==== Records for this exercise
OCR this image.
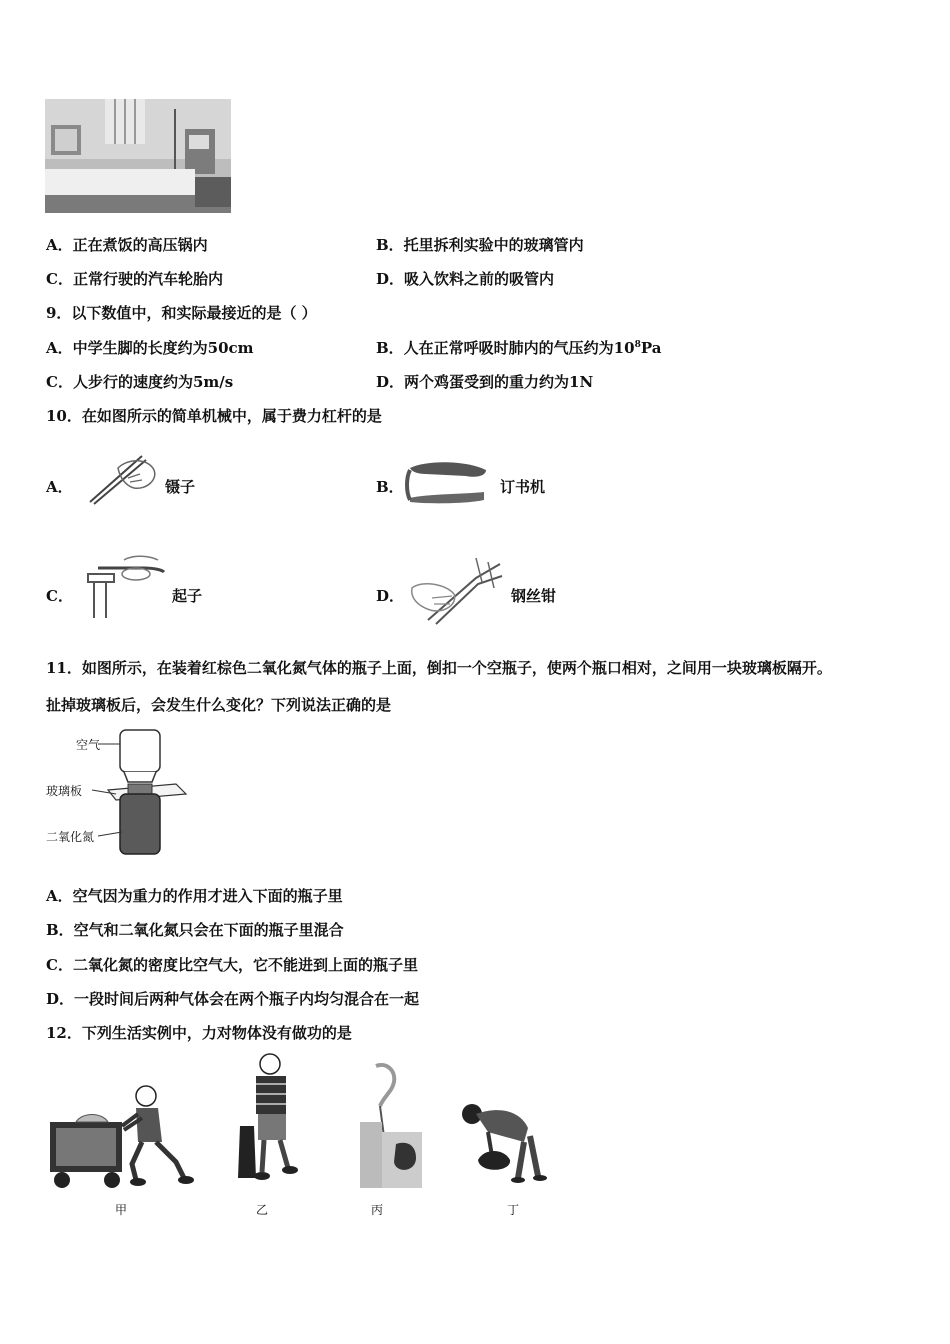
A．正在煮饭的高压锅内	B．托里拆利实验中的玻璃管内
C．正常行驶的汽车轮胎内	D．吸入饮料之前的吸管内
9．以下数值中，和实际最接近的是（ ）
A．中学生脚的长度约为50cm	B．人在正常呼吸时肺内的气压约为$10^8Pa$
C．人步行的速度约为5m/s	D．两个鸡蛋受到的重力约为1N
10．在如图所示的简单机械中，属于费力杠杆的是
A．	镊子	B．	订书机
C．	起子	D．	钢丝钳
11．如图所示，在装着红棕色二氧化氮气体的瓶子上面，倒扣一个空瓶子，使两个瓶口相对，之间用一块玻璃板隔开。
扯掉玻璃板后，会发生什么变化？下列说法正确的是
空气
玻璃板
二氧化氮
A．空气因为重力的作用才进入下面的瓶子里
B．空气和二氧化氮只会在下面的瓶子里混合
C．二氧化氮的密度比空气大，它不能进到上面的瓶子里
D．一段时间后两种气体会在两个瓶子内均匀混合在一起
12．下列生活实例中，力对物体没有做功的是
甲	乙	丙	丁
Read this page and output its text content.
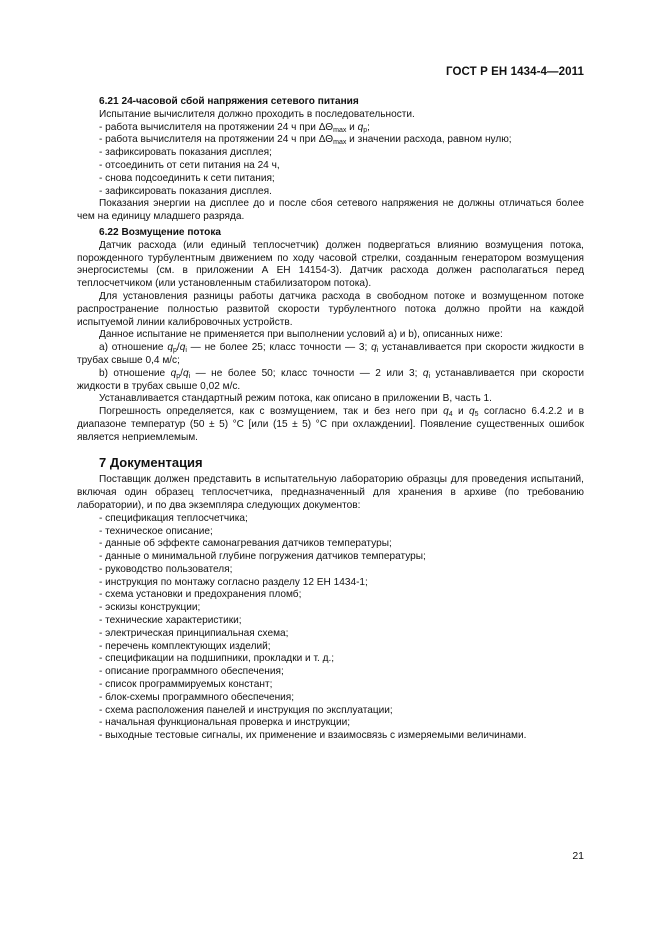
ГОСТ Р ЕН 1434-4—2011

6.21 24-часовой сбой напряжения сетевого питания

Испытание вычислителя должно проходить в последовательности.

- работа вычислителя на протяжении 24 ч при $\Delta\Theta_{max}$ и $q_p$;

- работа вычислителя на протяжении 24 ч при $\Delta\Theta_{max}$ и значении расхода, равном нулю;

- зафиксировать показания дисплея;

- отсоединить от сети питания на 24 ч,

- снова подсоединить к сети питания;

- зафиксировать показания дисплея.

Показания энергии на дисплее до и после сбоя сетевого напряжения не должны отличаться более чем на единицу младшего разряда.

6.22 Возмущение потока

Датчик расхода (или единый теплосчетчик) должен подвергаться влиянию возмущения потока, порожденного турбулентным движением по ходу часовой стрелки, созданным генератором возмущения энергосистемы (см. в приложении А ЕН 14154-3). Датчик расхода должен располагаться перед теплосчетчиком (или установленным стабилизатором потока).

Для установления разницы работы датчика расхода в свободном потоке и возмущенном потоке распространение полностью развитой скорости турбулентного потока должно пройти на каждой испытуемой линии калибровочных устройств.

Данное испытание не применяется при выполнении условий а) и b), описанных ниже:

а) отношение $q_p/q_i$ — не более 25; класс точности — 3; $q_i$ устанавливается при скорости жидкости в трубах свыше 0,4 м/с;

b) отношение $q_p/q_i$ — не более 50; класс точности — 2 или 3; $q_i$ устанавливается при скорости жидкости в трубах свыше 0,02 м/с.

Устанавливается стандартный режим потока, как описано в приложении В, часть 1.

Погрешность определяется, как с возмущением, так и без него при $q_4$ и $q_5$ согласно 6.4.2.2 и в диапазоне температур (50 ± 5) °С [или (15 ± 5) °С при охлаждении]. Появление существенных ошибок является неприемлемым.

7 Документация

Поставщик должен представить в испытательную лабораторию образцы для проведения испытаний, включая один образец теплосчетчика, предназначенный для хранения в архиве (по требованию лаборатории), и по два экземпляра следующих документов:

- спецификация теплосчетчика;

- техническое описание;

- данные об эффекте самонагревания датчиков температуры;

- данные о минимальной глубине погружения датчиков температуры;

- руководство пользователя;

- инструкция по монтажу согласно разделу 12 ЕН 1434-1;

- схема установки и предохранения пломб;

- эскизы конструкции;

- технические характеристики;

- электрическая принципиальная схема;

- перечень комплектующих изделий;

- спецификации на подшипники, прокладки и т. д.;

- описание программного обеспечения;

- список программируемых констант;

- блок-схемы программного обеспечения;

- схема расположения панелей и инструкция по эксплуатации;

- начальная функциональная проверка и инструкции;

- выходные тестовые сигналы, их применение и взаимосвязь с измеряемыми величинами.

21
========
The problem =
Search the data for "программного". Copy every line that has it.

Result =
- описание программного обеспечения;
- блок-схемы программного обеспечения;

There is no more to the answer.